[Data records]
[START]
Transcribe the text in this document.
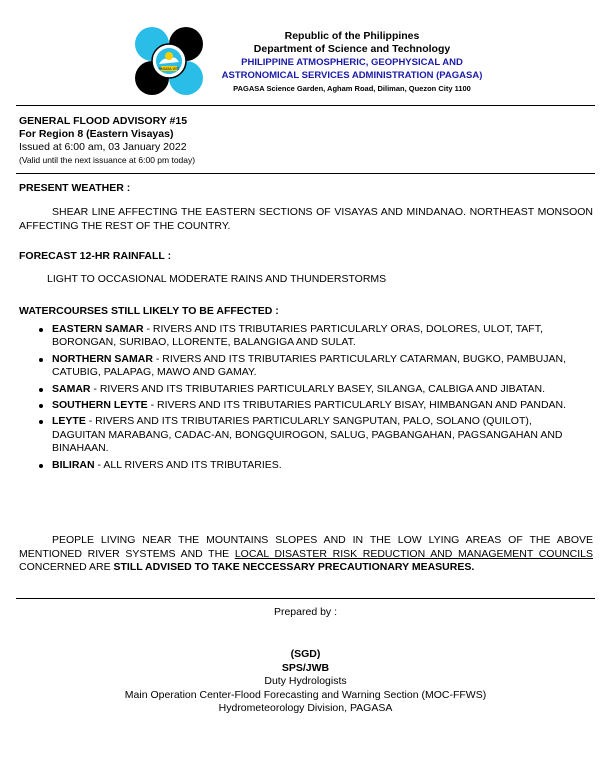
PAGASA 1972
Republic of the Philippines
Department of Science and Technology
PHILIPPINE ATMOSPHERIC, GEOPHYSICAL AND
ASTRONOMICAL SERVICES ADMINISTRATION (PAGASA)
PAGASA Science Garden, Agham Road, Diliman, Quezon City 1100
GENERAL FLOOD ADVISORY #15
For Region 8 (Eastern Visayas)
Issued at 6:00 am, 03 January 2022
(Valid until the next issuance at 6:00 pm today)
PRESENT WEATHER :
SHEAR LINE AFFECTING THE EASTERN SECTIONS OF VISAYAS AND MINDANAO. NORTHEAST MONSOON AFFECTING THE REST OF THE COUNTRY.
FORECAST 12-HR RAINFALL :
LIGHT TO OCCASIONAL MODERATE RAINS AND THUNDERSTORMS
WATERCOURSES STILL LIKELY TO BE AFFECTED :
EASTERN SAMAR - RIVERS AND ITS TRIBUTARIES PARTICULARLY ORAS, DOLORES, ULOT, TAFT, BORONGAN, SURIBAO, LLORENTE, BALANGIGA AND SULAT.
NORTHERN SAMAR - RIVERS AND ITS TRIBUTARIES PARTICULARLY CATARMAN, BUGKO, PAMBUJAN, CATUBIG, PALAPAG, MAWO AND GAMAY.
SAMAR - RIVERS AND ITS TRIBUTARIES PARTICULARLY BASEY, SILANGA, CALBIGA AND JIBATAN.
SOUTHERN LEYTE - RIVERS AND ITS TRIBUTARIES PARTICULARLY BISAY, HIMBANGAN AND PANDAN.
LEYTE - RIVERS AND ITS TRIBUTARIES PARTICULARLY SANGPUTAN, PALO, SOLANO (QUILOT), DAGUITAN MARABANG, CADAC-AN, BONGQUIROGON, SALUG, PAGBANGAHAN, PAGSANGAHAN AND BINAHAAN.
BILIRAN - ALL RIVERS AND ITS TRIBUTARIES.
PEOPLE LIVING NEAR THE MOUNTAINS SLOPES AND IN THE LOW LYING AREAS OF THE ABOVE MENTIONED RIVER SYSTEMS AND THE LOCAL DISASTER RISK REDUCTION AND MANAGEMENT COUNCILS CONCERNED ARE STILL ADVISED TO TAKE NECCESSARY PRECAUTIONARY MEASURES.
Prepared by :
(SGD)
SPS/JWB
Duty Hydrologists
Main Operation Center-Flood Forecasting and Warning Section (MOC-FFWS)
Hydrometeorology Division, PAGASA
[END]
[START]
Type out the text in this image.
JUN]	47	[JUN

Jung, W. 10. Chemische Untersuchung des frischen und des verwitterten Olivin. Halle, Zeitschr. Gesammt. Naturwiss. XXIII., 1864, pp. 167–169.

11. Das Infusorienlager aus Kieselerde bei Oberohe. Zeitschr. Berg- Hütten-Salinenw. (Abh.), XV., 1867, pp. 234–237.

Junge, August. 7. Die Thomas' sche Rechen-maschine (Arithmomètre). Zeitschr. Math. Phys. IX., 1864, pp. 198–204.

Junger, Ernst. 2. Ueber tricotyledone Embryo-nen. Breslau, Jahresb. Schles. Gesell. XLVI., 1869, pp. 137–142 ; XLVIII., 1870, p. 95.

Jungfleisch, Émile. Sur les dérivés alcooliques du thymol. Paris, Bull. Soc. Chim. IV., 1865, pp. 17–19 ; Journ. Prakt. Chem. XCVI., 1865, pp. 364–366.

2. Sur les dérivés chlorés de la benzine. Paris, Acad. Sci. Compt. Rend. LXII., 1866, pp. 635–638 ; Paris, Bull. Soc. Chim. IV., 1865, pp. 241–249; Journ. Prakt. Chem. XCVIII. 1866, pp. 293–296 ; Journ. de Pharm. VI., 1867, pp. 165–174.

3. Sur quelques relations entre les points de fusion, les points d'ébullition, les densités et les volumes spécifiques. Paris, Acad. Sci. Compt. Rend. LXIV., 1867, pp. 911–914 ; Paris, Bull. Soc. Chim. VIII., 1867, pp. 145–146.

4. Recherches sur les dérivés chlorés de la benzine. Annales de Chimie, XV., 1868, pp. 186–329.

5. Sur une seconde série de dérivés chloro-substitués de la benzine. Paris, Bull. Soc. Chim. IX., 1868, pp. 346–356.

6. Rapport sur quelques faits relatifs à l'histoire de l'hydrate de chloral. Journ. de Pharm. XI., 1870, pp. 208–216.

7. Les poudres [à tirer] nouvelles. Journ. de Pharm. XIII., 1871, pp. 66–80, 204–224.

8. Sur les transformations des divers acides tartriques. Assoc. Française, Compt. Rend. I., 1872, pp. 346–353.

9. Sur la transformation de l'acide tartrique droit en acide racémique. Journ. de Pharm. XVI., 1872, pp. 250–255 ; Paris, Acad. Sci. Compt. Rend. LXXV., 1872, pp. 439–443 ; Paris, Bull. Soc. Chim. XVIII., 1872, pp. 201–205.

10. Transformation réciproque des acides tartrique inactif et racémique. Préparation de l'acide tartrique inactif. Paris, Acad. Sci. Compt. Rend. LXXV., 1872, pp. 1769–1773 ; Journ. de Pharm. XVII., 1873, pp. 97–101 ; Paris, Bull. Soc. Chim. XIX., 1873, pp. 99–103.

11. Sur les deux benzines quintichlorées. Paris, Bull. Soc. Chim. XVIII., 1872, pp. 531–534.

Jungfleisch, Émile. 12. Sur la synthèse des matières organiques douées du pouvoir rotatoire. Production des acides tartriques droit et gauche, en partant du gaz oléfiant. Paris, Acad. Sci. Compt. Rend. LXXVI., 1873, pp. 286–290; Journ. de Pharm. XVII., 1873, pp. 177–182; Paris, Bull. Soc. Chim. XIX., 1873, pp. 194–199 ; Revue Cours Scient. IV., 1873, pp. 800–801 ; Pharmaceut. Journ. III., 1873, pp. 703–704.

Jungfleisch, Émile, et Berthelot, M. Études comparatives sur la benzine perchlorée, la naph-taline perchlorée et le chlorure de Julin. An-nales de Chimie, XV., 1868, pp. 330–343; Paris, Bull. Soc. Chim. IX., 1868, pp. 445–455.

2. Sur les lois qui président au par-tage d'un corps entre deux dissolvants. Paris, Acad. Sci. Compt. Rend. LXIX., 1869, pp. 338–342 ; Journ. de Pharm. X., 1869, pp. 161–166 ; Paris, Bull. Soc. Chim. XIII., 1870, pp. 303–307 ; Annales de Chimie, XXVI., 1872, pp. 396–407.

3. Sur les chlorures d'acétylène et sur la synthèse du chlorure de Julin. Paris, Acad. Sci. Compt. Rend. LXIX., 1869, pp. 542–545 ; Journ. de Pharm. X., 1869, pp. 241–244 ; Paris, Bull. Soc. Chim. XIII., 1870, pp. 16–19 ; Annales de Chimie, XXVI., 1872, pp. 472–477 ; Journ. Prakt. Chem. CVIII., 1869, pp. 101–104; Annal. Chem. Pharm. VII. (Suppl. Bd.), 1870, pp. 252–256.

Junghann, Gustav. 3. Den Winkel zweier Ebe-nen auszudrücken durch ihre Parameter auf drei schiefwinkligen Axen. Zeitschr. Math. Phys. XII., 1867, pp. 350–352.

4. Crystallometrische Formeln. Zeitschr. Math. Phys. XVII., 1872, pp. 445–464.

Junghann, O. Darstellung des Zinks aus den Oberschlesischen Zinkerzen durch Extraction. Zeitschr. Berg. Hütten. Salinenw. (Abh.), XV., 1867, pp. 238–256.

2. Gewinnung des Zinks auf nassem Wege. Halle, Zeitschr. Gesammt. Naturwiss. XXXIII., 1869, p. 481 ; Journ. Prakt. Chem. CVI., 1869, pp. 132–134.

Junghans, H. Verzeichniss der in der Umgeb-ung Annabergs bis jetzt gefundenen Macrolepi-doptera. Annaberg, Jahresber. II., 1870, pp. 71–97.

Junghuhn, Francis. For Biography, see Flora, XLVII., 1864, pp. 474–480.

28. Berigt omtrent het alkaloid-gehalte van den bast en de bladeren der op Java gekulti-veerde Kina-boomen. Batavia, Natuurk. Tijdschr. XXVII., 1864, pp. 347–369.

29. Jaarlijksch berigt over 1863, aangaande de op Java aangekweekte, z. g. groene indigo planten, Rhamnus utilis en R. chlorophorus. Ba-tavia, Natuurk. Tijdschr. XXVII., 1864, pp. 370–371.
[END]
PROBLEM TO SOLVE: Where a line of the entries contains the word "Math", copy that line.

IN RESPONSE:
Junge, August. 7. Die Thomas' sche Rechen-maschine (Arithmomètre). Zeitschr. Math. Phys. IX., 1864, pp. 198–204.
Junghann, Gustav. 3. Den Winkel zweier Ebe-nen auszudrücken durch ihre Parameter auf drei schiefwinkligen Axen. Zeitschr. Math. Phys. XII., 1867, pp. 350–352.
4. Crystallometrische Formeln. Zeitschr. Math. Phys. XVII., 1872, pp. 445–464.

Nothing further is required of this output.